Filter the records below for the word "überzogen". Copy each line that holds it.

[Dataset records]
####################

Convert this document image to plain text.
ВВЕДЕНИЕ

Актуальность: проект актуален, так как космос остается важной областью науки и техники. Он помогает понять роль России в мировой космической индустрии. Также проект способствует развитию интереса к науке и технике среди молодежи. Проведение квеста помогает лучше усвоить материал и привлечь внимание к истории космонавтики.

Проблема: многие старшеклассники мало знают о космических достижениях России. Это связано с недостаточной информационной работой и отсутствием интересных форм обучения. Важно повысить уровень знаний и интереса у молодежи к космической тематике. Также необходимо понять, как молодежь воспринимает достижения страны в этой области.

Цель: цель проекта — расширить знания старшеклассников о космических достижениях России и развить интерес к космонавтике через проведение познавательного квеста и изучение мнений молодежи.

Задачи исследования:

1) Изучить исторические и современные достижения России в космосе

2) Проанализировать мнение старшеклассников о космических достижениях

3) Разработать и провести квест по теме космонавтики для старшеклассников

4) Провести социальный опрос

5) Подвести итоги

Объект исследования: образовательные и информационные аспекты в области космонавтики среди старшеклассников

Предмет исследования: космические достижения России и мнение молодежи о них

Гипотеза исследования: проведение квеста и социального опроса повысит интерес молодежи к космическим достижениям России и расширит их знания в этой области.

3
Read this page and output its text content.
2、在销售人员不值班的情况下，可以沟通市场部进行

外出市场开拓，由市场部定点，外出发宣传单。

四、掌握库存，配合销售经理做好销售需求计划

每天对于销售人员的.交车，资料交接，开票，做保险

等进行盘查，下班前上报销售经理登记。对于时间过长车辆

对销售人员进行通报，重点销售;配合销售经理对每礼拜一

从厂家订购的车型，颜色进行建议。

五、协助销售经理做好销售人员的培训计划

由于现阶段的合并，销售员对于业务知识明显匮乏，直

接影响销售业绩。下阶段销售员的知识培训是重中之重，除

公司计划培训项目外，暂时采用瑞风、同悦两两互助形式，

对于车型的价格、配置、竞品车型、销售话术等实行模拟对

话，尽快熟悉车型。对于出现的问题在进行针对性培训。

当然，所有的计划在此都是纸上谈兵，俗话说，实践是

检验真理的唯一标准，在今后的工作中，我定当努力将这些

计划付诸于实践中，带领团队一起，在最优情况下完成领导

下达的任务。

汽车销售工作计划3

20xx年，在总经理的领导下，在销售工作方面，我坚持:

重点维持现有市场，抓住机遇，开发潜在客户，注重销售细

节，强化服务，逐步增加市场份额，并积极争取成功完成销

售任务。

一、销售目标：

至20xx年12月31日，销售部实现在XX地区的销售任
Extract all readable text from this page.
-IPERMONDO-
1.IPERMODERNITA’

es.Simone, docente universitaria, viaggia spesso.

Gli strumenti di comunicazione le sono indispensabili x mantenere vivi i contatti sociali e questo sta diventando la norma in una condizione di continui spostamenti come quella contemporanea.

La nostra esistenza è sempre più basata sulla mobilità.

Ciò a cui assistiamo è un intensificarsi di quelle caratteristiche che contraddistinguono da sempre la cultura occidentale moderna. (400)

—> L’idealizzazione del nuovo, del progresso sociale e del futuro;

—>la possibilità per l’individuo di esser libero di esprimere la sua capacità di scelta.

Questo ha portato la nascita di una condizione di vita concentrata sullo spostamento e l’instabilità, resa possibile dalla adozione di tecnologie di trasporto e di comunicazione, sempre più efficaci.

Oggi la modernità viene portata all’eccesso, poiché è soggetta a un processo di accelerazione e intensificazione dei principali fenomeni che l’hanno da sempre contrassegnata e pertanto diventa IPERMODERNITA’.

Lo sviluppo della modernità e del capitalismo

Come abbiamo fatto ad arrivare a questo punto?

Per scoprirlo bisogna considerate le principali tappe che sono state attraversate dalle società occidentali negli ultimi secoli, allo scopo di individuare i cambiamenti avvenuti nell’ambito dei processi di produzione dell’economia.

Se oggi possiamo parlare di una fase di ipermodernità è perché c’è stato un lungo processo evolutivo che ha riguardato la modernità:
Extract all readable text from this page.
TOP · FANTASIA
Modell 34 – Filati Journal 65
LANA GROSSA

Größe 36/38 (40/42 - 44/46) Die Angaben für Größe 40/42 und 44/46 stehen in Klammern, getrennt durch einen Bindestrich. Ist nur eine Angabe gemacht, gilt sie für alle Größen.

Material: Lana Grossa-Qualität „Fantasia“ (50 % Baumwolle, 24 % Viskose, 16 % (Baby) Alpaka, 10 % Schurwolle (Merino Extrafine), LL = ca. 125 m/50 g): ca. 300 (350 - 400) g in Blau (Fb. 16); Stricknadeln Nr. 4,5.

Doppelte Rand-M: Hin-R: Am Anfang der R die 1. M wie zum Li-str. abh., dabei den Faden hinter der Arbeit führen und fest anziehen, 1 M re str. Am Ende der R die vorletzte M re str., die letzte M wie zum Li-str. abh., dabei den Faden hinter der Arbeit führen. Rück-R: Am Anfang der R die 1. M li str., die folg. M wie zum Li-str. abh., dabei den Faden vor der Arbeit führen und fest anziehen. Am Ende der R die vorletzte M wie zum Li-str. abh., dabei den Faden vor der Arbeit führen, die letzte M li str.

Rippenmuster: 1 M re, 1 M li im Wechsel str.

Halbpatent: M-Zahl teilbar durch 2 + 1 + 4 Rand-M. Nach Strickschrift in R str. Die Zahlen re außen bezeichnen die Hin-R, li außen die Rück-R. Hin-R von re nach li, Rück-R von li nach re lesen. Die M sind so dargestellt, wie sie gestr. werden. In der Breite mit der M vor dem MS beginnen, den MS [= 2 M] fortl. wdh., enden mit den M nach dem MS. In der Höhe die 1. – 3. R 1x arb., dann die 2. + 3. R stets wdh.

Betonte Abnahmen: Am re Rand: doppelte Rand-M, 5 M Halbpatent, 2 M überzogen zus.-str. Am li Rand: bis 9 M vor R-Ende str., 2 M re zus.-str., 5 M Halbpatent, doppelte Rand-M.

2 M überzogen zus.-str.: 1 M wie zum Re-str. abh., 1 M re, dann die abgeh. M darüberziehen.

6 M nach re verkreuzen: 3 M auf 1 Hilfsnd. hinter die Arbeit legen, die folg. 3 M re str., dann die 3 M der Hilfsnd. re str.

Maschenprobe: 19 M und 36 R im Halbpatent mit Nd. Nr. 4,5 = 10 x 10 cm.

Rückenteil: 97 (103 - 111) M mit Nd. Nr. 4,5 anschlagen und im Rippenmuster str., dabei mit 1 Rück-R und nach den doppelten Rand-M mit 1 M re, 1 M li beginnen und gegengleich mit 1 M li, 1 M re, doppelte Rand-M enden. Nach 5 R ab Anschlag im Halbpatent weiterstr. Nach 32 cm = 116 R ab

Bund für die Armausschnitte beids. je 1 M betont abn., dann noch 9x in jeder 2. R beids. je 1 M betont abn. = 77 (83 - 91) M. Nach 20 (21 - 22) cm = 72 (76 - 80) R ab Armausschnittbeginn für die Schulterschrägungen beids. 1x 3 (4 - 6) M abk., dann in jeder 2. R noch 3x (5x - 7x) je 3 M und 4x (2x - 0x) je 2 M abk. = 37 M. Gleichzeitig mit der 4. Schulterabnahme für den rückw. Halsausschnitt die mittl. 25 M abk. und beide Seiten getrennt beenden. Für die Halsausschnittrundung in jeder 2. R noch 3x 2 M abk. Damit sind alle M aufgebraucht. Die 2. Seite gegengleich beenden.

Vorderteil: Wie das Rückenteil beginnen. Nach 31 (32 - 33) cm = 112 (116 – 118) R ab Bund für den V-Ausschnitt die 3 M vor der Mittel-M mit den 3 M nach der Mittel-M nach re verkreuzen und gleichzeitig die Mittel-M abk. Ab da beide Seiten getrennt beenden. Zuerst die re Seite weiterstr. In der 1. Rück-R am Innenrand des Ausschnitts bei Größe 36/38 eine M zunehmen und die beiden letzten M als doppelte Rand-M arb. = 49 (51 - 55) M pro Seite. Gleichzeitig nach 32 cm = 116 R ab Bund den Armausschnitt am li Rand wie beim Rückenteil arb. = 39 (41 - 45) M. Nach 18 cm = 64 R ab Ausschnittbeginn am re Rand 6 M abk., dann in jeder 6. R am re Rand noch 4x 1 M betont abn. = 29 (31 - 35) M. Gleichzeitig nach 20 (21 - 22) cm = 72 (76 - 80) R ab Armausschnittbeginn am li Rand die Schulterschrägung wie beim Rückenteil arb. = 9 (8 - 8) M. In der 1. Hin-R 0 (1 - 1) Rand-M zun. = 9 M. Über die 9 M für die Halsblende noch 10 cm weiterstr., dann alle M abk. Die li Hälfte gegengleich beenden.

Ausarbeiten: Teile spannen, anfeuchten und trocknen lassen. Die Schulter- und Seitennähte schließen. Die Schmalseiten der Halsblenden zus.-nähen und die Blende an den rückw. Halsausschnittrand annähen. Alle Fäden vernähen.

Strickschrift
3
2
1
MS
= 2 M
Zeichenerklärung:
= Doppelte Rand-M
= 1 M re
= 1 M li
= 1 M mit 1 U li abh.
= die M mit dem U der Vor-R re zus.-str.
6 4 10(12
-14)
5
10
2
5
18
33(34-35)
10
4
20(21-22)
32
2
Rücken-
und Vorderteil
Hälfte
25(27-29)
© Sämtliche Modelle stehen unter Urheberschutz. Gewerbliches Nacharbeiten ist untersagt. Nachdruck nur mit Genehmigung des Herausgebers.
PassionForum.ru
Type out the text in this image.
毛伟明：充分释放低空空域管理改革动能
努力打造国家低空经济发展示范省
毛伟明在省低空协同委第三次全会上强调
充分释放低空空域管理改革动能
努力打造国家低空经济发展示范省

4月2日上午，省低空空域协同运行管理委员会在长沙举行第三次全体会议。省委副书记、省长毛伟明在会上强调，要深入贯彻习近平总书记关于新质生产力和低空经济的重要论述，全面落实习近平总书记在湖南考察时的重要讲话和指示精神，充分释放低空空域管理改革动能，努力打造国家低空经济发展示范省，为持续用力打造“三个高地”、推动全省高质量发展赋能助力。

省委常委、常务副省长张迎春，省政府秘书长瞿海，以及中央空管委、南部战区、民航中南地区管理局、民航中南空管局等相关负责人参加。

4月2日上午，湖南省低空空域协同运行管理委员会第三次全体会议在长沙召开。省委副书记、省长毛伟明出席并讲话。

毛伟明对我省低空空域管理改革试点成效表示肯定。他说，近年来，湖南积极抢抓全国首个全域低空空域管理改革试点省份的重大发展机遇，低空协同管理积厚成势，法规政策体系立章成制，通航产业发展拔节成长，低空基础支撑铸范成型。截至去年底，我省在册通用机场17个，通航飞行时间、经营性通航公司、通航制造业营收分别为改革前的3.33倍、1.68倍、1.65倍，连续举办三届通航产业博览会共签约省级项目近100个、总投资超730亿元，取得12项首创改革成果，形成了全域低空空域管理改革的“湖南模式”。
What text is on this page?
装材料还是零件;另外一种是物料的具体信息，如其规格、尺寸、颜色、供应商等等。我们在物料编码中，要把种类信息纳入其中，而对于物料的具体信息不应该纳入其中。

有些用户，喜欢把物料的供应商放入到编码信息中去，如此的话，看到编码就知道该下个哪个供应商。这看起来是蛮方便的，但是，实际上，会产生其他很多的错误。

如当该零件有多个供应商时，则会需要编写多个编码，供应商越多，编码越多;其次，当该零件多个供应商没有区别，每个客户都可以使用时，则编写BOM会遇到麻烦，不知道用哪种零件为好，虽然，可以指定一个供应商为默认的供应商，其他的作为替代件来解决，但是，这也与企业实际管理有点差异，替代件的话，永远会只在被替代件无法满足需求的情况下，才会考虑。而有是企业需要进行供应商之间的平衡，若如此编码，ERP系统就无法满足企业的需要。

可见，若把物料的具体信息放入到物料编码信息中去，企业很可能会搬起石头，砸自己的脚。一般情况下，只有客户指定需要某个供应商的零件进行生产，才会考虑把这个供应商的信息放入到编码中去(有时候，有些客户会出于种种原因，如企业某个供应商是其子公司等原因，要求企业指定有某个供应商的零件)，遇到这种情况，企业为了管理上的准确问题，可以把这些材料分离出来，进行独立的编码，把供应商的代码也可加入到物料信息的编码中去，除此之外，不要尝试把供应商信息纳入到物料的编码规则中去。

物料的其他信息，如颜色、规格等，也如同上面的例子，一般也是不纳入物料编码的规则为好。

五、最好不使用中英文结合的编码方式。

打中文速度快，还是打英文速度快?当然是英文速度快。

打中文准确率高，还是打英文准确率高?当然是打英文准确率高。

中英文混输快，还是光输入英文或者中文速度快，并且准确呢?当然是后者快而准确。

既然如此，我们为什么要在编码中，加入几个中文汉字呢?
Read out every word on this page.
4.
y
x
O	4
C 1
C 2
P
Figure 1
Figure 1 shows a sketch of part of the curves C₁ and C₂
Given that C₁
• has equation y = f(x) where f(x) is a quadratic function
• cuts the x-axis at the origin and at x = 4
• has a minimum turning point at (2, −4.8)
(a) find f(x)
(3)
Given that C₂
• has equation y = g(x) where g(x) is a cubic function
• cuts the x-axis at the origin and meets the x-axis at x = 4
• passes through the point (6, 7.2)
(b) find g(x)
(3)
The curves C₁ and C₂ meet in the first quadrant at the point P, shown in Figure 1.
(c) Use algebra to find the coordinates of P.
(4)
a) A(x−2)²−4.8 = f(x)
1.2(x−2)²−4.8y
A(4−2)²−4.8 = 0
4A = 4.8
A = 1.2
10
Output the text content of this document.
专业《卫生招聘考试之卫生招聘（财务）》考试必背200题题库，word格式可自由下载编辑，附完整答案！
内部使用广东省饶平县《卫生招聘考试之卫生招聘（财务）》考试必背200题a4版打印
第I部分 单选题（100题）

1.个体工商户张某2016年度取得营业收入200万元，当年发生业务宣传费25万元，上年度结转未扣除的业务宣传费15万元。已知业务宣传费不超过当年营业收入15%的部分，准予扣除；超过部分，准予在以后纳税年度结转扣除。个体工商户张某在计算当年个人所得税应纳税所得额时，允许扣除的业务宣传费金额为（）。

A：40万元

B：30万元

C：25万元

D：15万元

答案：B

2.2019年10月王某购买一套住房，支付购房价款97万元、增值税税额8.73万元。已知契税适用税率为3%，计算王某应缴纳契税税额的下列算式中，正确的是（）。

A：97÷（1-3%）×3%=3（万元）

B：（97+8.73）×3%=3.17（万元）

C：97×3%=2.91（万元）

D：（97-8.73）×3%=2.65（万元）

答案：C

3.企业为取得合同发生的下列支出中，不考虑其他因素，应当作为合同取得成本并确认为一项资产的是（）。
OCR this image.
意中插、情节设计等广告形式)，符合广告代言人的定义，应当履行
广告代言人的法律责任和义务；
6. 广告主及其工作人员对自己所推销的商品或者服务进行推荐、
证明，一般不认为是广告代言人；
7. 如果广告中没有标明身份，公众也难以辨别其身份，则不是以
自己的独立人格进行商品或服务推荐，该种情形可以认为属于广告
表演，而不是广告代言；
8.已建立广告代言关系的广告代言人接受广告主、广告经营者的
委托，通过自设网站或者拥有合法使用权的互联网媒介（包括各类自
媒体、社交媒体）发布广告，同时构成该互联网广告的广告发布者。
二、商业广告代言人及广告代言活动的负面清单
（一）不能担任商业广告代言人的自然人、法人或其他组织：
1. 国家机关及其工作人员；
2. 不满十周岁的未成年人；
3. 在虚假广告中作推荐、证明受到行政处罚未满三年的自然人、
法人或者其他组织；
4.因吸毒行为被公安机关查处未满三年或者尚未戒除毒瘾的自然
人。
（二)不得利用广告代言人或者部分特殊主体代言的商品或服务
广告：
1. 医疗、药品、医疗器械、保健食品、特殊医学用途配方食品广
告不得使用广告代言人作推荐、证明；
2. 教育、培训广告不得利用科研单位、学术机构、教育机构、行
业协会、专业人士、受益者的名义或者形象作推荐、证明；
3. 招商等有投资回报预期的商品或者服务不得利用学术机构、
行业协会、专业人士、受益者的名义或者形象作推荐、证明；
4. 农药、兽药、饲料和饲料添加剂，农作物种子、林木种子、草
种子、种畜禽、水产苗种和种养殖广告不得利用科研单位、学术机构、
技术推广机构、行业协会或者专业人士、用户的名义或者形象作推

####################

» Response
Betonte Abnahmen: Am re Rand: doppelte Rand-M, 5 M Halbpatent, 2 M überzogen zus.-str. Am li Rand: bis 9 M vor R-Ende str., 2 M re zus.-str., 5 M Halbpatent, doppelte Rand-M.
2 M überzogen zus.-str.: 1 M wie zum Re-str. abh., 1 M re, dann die abgeh. M darüberziehen.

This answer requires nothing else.